AIM OF THE TASK: Tally the lines that contain the string "between" and state that total without comment.

[Collected data]
* start *

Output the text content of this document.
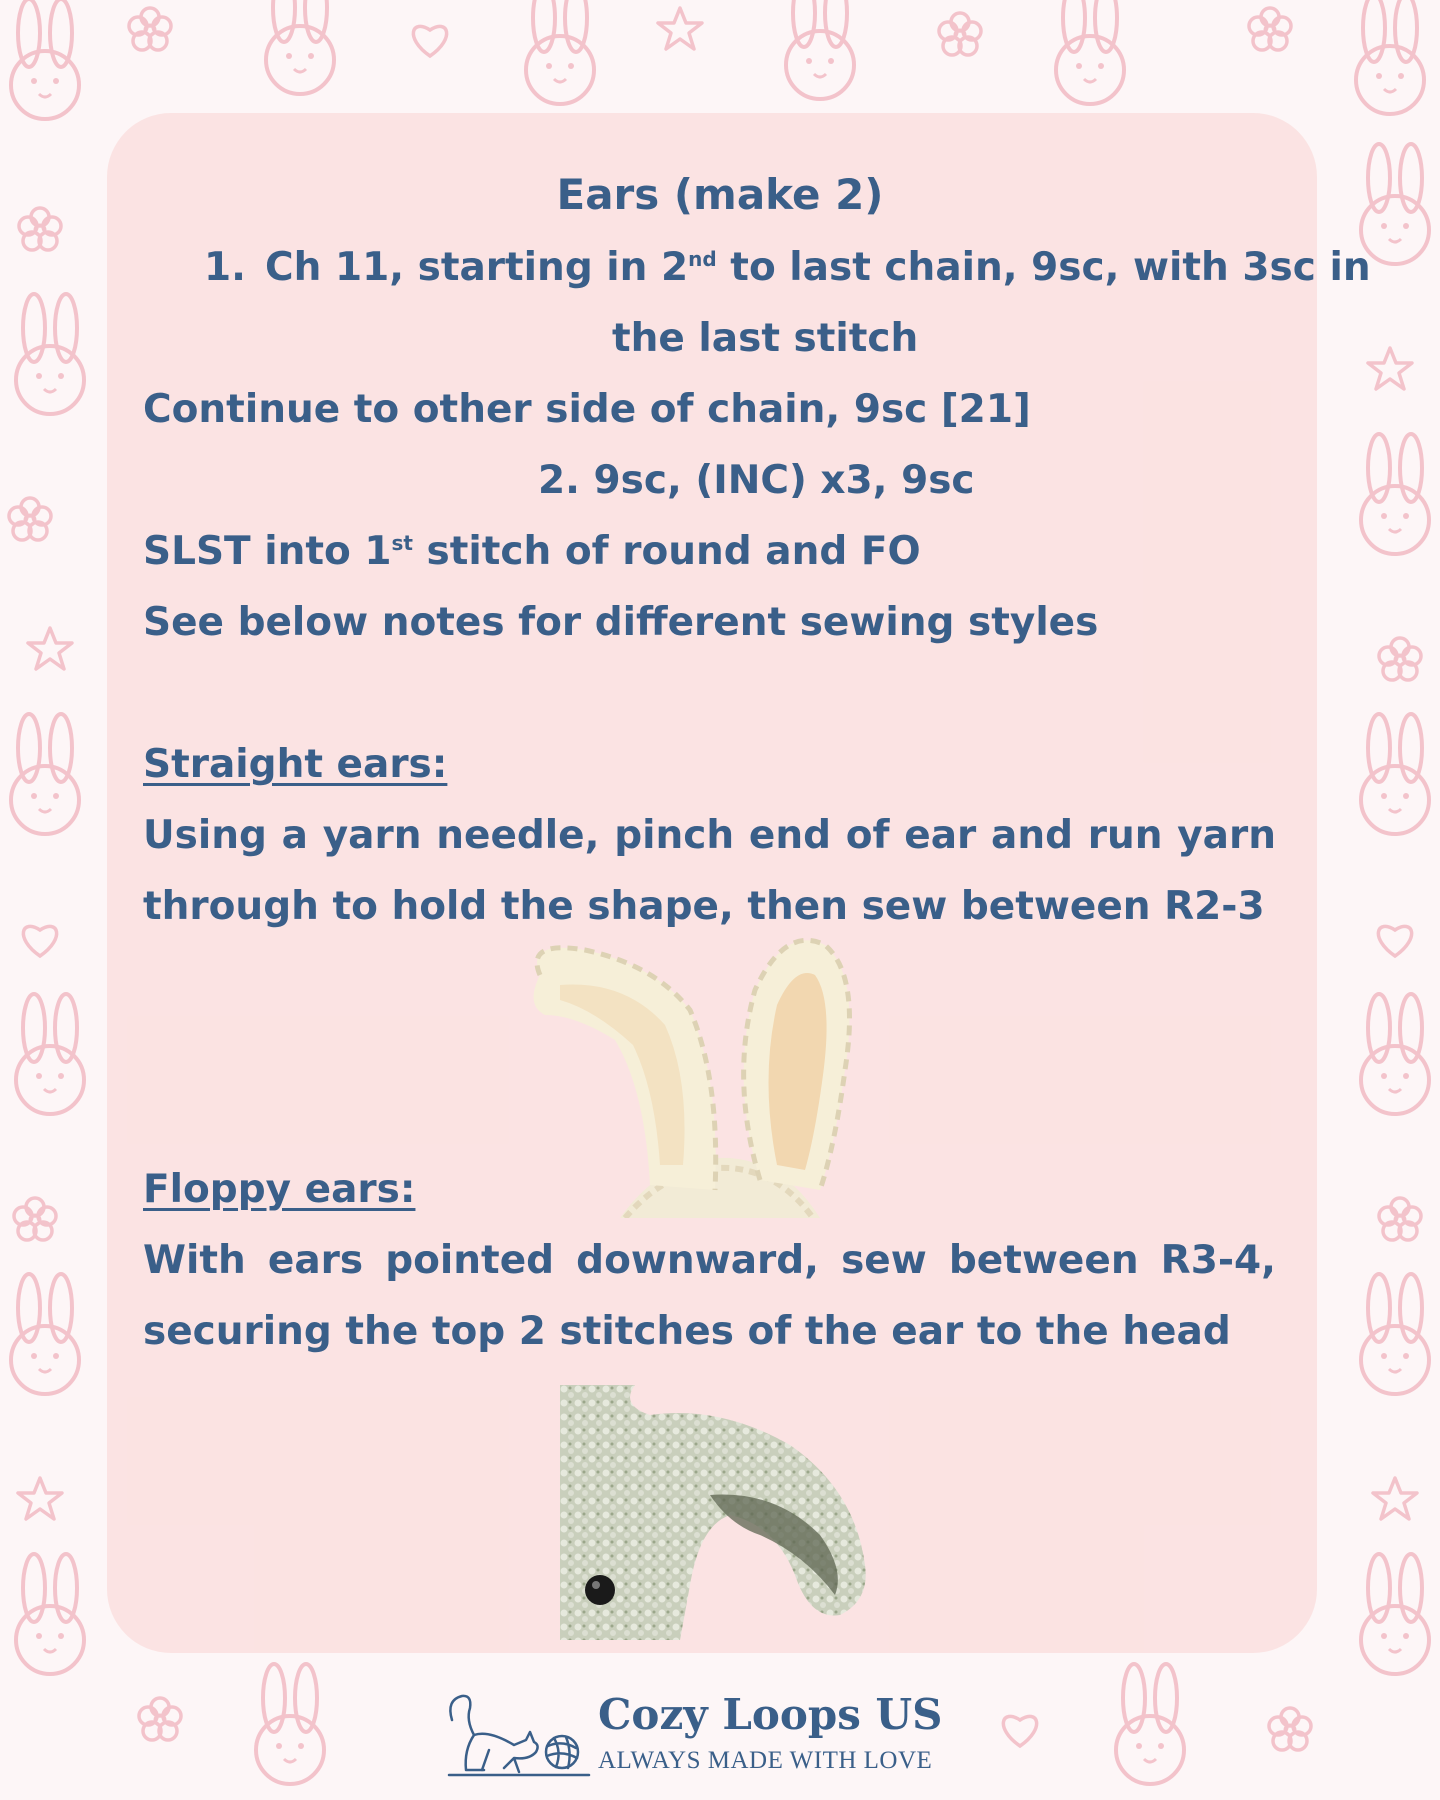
Ears (make 2)
1. Ch 11, starting in 2nd to last chain, 9sc, with 3sc in
the last stitch
Continue to other side of chain, 9sc [21]
2. 9sc, (INC) x3, 9sc
SLST into 1st stitch of round and FO
See below notes for different sewing styles
Straight ears:
Using a yarn needle, pinch end of ear and run yarn
through to hold the shape, then sew between R2-3
Floppy ears:
With ears pointed downward, sew between R3-4,
securing the top 2 stitches of the ear to the head
Cozy Loops US
ALWAYS MADE WITH LOVE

* end *

SOLUTION FOR THIS EXERCISE: 2